- [EXERCISE DESCRIPTION]: List all lines in the material below that contain "this".

START DATA FOR THE TASK

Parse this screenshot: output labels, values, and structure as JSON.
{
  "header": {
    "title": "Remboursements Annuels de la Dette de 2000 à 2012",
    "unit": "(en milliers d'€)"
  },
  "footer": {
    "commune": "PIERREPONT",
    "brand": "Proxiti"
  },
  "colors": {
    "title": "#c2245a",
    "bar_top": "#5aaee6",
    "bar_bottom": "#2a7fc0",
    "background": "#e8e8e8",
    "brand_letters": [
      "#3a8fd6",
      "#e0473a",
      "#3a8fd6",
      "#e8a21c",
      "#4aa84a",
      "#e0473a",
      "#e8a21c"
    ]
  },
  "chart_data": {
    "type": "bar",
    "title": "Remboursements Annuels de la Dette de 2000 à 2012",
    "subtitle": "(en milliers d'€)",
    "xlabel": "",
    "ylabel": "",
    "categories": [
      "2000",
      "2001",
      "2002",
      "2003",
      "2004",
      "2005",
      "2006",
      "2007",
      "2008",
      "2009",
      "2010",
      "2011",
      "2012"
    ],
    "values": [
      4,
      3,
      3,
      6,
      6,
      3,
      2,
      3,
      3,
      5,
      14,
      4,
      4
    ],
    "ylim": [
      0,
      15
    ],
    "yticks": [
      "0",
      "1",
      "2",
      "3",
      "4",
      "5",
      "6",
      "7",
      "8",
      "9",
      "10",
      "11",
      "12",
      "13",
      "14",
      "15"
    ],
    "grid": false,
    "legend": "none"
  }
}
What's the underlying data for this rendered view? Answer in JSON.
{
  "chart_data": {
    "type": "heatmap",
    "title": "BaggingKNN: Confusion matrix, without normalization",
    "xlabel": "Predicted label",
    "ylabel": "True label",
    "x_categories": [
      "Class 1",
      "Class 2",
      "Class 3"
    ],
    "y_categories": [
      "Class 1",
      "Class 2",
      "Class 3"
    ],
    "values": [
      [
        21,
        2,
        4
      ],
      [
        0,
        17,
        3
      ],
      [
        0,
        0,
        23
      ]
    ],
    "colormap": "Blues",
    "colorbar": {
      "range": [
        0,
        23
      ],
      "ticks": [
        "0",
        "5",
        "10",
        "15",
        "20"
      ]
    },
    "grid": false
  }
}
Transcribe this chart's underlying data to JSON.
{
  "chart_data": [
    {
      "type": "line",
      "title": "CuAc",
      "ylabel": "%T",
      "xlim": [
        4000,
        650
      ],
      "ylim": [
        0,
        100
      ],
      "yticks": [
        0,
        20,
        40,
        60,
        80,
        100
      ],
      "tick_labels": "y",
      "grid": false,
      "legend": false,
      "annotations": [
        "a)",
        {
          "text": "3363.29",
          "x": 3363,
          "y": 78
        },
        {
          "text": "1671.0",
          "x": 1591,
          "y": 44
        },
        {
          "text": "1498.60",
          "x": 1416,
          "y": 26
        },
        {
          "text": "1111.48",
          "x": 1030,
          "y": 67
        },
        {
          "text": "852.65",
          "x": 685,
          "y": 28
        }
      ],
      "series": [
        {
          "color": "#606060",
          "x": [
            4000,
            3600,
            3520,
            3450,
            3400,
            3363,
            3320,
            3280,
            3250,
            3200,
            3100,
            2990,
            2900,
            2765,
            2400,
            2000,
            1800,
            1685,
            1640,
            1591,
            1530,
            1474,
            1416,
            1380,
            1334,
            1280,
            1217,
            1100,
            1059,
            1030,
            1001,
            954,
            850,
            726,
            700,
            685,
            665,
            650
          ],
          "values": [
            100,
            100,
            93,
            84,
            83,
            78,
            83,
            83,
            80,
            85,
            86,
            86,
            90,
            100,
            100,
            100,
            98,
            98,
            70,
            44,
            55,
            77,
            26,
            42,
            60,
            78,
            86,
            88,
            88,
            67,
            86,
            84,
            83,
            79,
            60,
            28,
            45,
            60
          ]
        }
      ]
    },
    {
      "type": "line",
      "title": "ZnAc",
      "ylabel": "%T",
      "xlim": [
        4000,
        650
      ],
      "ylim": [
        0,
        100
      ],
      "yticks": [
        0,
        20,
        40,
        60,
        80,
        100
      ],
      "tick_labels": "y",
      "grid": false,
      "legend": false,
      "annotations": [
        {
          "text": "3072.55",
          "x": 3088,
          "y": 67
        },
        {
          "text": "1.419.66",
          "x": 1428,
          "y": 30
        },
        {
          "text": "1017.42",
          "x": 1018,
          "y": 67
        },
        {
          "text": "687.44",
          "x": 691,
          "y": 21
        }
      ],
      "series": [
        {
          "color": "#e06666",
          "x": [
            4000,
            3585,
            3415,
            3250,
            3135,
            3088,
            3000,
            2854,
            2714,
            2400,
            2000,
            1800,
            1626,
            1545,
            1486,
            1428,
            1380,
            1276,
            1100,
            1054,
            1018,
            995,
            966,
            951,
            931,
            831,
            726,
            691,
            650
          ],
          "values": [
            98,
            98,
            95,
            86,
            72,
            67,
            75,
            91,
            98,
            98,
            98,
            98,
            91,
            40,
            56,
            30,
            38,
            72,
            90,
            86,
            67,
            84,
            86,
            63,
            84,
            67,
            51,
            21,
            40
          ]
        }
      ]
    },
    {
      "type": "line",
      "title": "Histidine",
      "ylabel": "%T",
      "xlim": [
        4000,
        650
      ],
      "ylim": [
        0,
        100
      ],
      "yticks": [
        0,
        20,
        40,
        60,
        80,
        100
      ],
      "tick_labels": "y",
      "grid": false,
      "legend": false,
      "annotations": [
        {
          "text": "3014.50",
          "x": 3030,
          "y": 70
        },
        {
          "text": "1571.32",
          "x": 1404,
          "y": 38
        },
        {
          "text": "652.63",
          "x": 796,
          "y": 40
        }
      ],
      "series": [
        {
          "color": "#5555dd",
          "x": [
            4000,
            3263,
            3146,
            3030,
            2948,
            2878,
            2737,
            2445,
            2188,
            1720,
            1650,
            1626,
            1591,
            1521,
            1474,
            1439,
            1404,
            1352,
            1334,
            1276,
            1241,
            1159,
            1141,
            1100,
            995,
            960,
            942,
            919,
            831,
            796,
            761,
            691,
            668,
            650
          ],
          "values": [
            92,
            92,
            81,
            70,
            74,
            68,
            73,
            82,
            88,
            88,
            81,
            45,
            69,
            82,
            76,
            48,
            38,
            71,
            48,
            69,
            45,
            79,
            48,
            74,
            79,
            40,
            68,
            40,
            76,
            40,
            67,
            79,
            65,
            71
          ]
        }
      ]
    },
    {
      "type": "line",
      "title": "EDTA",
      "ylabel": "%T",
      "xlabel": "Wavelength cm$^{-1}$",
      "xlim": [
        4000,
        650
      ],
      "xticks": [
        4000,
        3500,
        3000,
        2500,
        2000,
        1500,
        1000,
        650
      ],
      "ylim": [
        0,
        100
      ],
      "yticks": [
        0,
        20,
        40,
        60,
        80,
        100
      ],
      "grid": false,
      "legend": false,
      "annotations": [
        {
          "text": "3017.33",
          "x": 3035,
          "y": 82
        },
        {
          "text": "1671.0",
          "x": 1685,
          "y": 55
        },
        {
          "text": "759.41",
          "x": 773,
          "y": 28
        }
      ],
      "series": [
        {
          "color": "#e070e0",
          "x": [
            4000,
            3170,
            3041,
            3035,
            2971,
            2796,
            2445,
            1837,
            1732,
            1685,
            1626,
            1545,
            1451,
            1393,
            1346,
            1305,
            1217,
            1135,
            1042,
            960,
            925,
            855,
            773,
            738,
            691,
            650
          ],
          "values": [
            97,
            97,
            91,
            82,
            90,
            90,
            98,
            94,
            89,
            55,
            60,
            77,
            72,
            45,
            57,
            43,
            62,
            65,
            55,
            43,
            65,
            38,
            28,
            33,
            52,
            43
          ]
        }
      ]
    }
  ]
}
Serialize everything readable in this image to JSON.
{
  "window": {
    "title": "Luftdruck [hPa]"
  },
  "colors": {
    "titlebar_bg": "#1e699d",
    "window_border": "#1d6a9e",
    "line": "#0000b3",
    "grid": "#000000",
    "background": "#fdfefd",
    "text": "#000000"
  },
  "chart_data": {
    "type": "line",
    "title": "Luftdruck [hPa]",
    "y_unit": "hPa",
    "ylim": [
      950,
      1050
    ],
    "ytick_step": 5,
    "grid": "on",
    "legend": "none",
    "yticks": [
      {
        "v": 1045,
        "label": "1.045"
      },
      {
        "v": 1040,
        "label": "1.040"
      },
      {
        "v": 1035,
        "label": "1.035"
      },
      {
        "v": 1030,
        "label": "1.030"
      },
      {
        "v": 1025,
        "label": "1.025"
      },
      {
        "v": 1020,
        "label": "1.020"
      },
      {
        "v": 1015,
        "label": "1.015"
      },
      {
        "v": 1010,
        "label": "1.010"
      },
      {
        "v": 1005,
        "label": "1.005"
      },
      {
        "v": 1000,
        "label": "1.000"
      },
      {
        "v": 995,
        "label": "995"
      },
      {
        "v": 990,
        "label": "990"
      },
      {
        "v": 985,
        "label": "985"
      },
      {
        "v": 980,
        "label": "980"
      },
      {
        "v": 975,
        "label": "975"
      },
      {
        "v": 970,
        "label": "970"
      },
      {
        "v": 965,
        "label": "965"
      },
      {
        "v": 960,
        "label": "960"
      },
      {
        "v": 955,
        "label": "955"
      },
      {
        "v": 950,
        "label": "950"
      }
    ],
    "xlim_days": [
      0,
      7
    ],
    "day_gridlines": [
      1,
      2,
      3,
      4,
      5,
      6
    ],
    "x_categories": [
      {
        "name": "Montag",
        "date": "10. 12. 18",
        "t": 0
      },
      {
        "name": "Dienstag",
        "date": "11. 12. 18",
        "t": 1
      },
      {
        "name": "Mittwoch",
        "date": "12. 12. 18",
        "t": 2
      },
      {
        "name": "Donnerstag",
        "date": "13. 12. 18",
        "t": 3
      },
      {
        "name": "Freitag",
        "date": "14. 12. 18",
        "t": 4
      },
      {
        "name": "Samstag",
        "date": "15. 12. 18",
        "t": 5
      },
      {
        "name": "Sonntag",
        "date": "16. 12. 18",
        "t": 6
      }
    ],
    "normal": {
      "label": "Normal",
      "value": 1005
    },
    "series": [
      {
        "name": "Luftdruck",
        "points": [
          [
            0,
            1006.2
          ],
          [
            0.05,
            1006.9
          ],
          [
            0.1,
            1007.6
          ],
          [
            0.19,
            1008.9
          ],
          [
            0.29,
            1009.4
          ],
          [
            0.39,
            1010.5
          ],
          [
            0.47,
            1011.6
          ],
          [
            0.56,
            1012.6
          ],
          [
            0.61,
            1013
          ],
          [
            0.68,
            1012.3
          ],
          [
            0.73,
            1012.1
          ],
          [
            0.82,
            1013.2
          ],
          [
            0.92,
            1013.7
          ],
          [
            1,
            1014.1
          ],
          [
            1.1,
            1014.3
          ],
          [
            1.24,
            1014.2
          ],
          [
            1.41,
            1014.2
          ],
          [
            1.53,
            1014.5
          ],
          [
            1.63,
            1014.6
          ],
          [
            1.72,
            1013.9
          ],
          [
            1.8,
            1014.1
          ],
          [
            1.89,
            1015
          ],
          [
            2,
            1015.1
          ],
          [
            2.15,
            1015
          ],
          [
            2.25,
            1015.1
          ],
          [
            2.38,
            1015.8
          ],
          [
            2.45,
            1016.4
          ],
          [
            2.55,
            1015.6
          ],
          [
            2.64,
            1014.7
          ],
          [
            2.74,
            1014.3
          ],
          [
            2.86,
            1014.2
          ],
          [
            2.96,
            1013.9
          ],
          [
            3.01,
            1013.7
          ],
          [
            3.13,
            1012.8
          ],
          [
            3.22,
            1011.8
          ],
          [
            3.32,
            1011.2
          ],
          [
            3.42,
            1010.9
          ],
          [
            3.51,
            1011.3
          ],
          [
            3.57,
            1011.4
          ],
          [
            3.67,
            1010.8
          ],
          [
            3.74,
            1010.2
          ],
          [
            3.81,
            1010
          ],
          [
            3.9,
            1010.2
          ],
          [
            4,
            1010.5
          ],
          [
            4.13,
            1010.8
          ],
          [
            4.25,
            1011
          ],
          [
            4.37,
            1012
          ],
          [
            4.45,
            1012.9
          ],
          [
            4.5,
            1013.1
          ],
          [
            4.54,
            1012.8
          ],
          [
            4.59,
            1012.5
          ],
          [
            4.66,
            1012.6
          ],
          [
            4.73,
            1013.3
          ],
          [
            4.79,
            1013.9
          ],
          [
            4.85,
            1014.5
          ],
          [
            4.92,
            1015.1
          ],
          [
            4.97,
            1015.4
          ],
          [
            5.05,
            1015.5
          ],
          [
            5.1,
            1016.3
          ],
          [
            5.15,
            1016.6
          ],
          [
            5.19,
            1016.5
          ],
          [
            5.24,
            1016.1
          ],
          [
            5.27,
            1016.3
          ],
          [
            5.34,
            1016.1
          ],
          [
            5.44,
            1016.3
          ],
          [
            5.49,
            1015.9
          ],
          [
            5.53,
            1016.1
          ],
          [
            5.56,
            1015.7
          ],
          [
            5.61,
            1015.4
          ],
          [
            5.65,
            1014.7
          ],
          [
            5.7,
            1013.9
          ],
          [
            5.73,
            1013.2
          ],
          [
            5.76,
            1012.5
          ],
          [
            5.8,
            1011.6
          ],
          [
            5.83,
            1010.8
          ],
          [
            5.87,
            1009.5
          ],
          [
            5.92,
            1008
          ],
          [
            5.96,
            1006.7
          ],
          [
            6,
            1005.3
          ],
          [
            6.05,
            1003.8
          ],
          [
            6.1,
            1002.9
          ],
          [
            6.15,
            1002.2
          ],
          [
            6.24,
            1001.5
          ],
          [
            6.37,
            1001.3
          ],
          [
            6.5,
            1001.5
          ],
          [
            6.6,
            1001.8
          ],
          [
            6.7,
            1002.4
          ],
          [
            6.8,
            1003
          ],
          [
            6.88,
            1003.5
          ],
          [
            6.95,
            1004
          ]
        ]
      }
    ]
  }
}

END DATA FOR THE TASK

- [WRITTEN RESPONSE]:
Parse this screenshot: output labels, values, and structure as JSON.
What's the underlying data for this rendered view? Answer in JSON.
Transcribe this chart's underlying data to JSON.
Serialize everything readable in this image to JSON.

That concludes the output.